## What to produce
Please output the records below in full, exactly as given, but without the images.

>> START

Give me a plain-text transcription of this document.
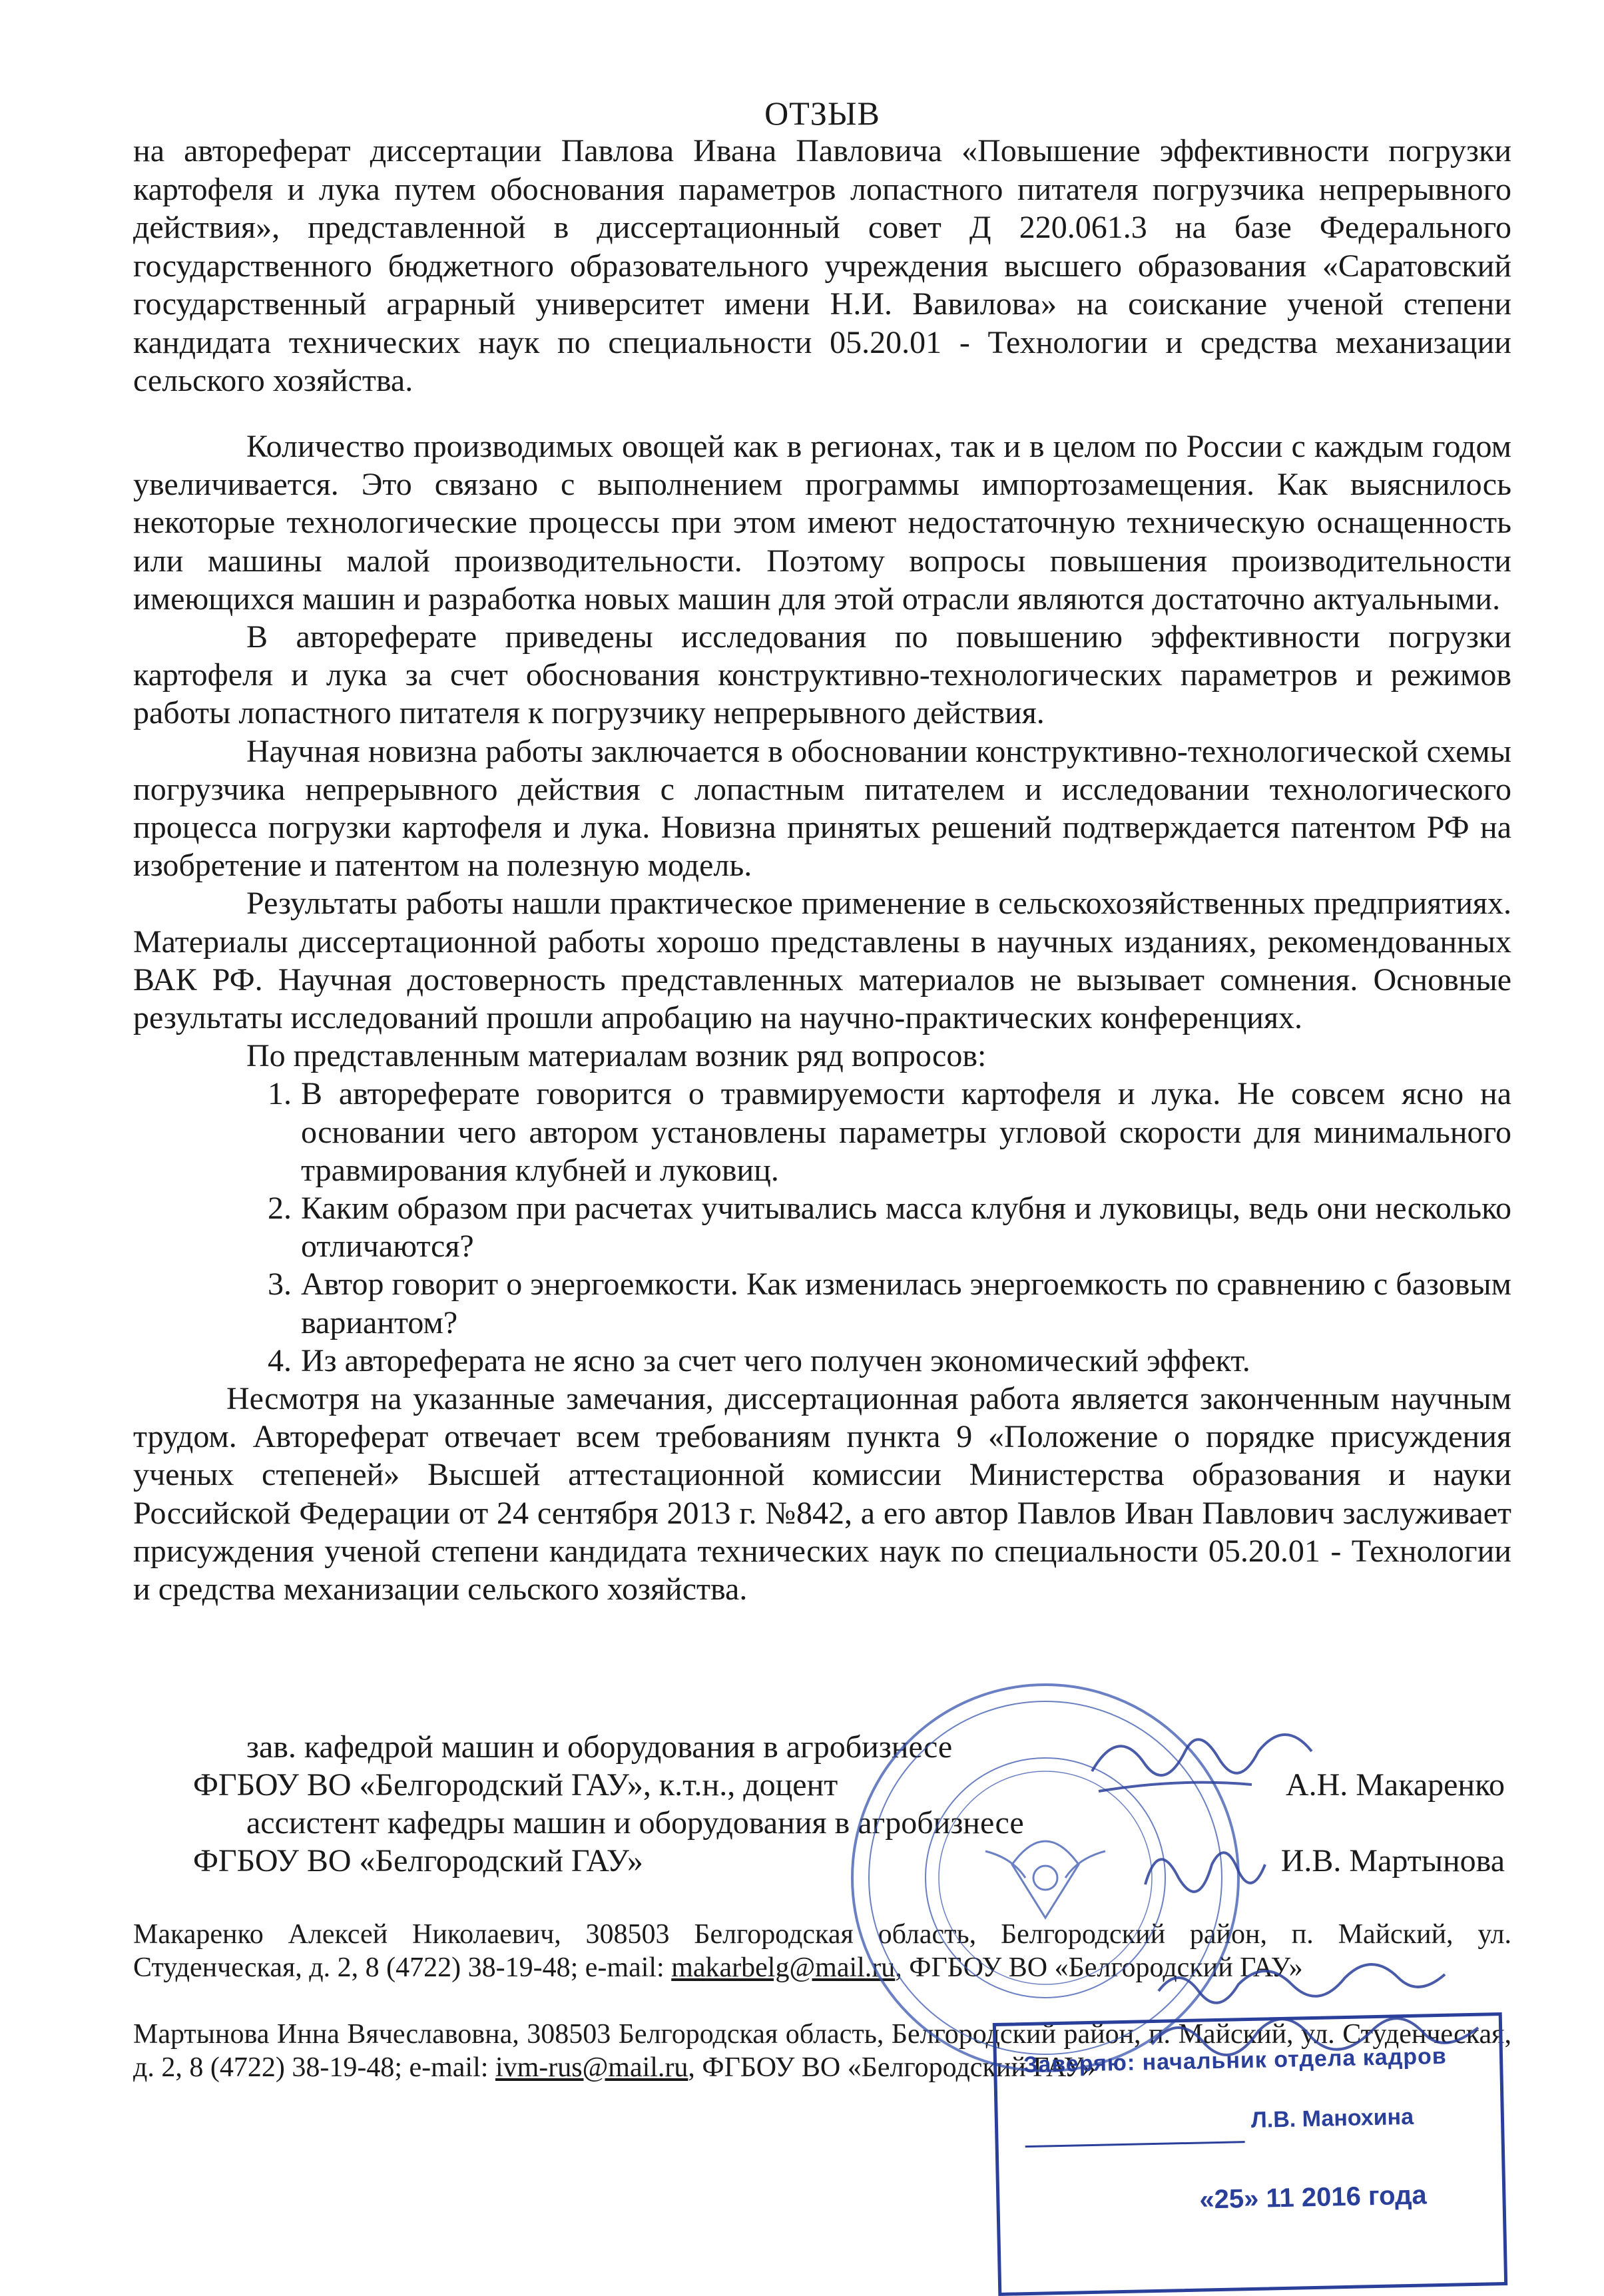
ОТЗЫВ

на автореферат диссертации Павлова Ивана Павловича «Повышение эффективности погрузки картофеля и лука путем обоснования параметров лопастного питателя погрузчика непрерывного действия», представленной в диссертационный совет Д 220.061.3 на базе Федерального государственного бюджетного образовательного учреждения высшего образования «Саратовский государственный аграрный университет имени Н.И. Вавилова» на соискание ученой степени кандидата технических наук по специальности 05.20.01 - Технологии и средства механизации сельского хозяйства.

Количество производимых овощей как в регионах, так и в целом по России с каждым годом увеличивается. Это связано с выполнением программы импортозамещения. Как выяснилось некоторые технологические процессы при этом имеют недостаточную техническую оснащенность или машины малой производительности. Поэтому вопросы повышения производительности имеющихся машин и разработка новых машин для этой отрасли являются достаточно актуальными.

В автореферате приведены исследования по повышению эффективности погрузки картофеля и лука за счет обоснования конструктивно-технологических параметров и режимов работы лопастного питателя к погрузчику непрерывного действия.

Научная новизна работы заключается в обосновании конструктивно-технологической схемы погрузчика непрерывного действия с лопастным питателем и исследовании технологического процесса погрузки картофеля и лука. Новизна принятых решений подтверждается патентом РФ на изобретение и патентом на полезную модель.

Результаты работы нашли практическое применение в сельскохозяйственных предприятиях. Материалы диссертационной работы хорошо представлены в научных изданиях, рекомендованных ВАК РФ. Научная достоверность представленных материалов не вызывает сомнения. Основные результаты исследований прошли апробацию на научно-практических конференциях.

По представленным материалам возник ряд вопросов:

1. В автореферате говорится о травмируемости картофеля и лука. Не совсем ясно на основании чего автором установлены параметры угловой скорости для минимального травмирования клубней и луковиц.
2. Каким образом при расчетах учитывались масса клубня и луковицы, ведь они несколько отличаются?
3. Автор говорит о энергоемкости. Как изменилась энергоемкость по сравнению с базовым вариантом?
4. Из автореферата не ясно за счет чего получен экономический эффект.

Несмотря на указанные замечания, диссертационная работа является законченным научным трудом. Автореферат отвечает всем требованиям пункта 9 «Положение о порядке присуждения ученых степеней» Высшей аттестационной комиссии Министерства образования и науки Российской Федерации от 24 сентября 2013 г. №842, а его автор Павлов Иван Павлович заслуживает присуждения ученой степени кандидата технических наук по специальности 05.20.01 - Технологии и средства механизации сельского хозяйства.

зав. кафедрой машин и оборудования в агробизнесе
ФГБОУ ВО «Белгородский ГАУ», к.т.н., доцент	А.Н. Макаренко
ассистент кафедры машин и оборудования в агробизнесе
ФГБОУ ВО «Белгородский ГАУ»	И.В. Мартынова

Макаренко Алексей Николаевич, 308503 Белгородская область, Белгородский район, п. Майский, ул. Студенческая, д. 2, 8 (4722) 38-19-48; e-mail: makarbelg@mail.ru, ФГБОУ ВО «Белгородский ГАУ»

Мартынова Инна Вячеславовна, 308503 Белгородская область, Белгородский район, п. Майский, ул. Студенческая, д. 2, 8 (4722) 38-19-48; e-mail: ivm-rus@mail.ru, ФГБОУ ВО «Белгородский ГАУ»

Заверяю: начальник отдела кадров
Л.В. Манохина
«25» 11 2016 года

>> END

## Response for this exercise
Give me a plain-text transcription of this document.
ОТЗЫВ

на автореферат диссертации Павлова Ивана Павловича «Повышение эффективности погрузки картофеля и лука путем обоснования параметров лопастного питателя погрузчика непрерывного действия», представленной в диссертационный совет Д 220.061.3 на базе Федерального государственного бюджетного образовательного учреждения высшего образования «Саратовский государственный аграрный университет имени Н.И. Вавилова» на соискание ученой степени кандидата технических наук по специальности 05.20.01 - Технологии и средства механизации сельского хозяйства.

Количество производимых овощей как в регионах, так и в целом по России с каждым годом увеличивается. Это связано с выполнением программы импортозамещения. Как выяснилось некоторые технологические процессы при этом имеют недостаточную техническую оснащенность или машины малой производительности. Поэтому вопросы повышения производительности имеющихся машин и разработка новых машин для этой отрасли являются достаточно актуальными.

В автореферате приведены исследования по повышению эффективности погрузки картофеля и лука за счет обоснования конструктивно-технологических параметров и режимов работы лопастного питателя к погрузчику непрерывного действия.

Научная новизна работы заключается в обосновании конструктивно-технологической схемы погрузчика непрерывного действия с лопастным питателем и исследовании технологического процесса погрузки картофеля и лука. Новизна принятых решений подтверждается патентом РФ на изобретение и патентом на полезную модель.

Результаты работы нашли практическое применение в сельскохозяйственных предприятиях. Материалы диссертационной работы хорошо представлены в научных изданиях, рекомендованных ВАК РФ. Научная достоверность представленных материалов не вызывает сомнения. Основные результаты исследований прошли апробацию на научно-практических конференциях.

По представленным материалам возник ряд вопросов:

1. В автореферате говорится о травмируемости картофеля и лука. Не совсем ясно на основании чего автором установлены параметры угловой скорости для минимального травмирования клубней и луковиц.
2. Каким образом при расчетах учитывались масса клубня и луковицы, ведь они несколько отличаются?
3. Автор говорит о энергоемкости. Как изменилась энергоемкость по сравнению с базовым вариантом?
4. Из автореферата не ясно за счет чего получен экономический эффект.

Несмотря на указанные замечания, диссертационная работа является законченным научным трудом. Автореферат отвечает всем требованиям пункта 9 «Положение о порядке присуждения ученых степеней» Высшей аттестационной комиссии Министерства образования и науки Российской Федерации от 24 сентября 2013 г. №842, а его автор Павлов Иван Павлович заслуживает присуждения ученой степени кандидата технических наук по специальности 05.20.01 - Технологии и средства механизации сельского хозяйства.

зав. кафедрой машин и оборудования в агробизнесе
ФГБОУ ВО «Белгородский ГАУ», к.т.н., доцент	А.Н. Макаренко
ассистент кафедры машин и оборудования в агробизнесе
ФГБОУ ВО «Белгородский ГАУ»	И.В. Мартынова

Макаренко Алексей Николаевич, 308503 Белгородская область, Белгородский район, п. Майский, ул. Студенческая, д. 2, 8 (4722) 38-19-48; e-mail: makarbelg@mail.ru, ФГБОУ ВО «Белгородский ГАУ»

Мартынова Инна Вячеславовна, 308503 Белгородская область, Белгородский район, п. Майский, ул. Студенческая, д. 2, 8 (4722) 38-19-48; e-mail: ivm-rus@mail.ru, ФГБОУ ВО «Белгородский ГАУ»

Заверяю: начальник отдела кадров
Л.В. Манохина
«25» 11 2016 года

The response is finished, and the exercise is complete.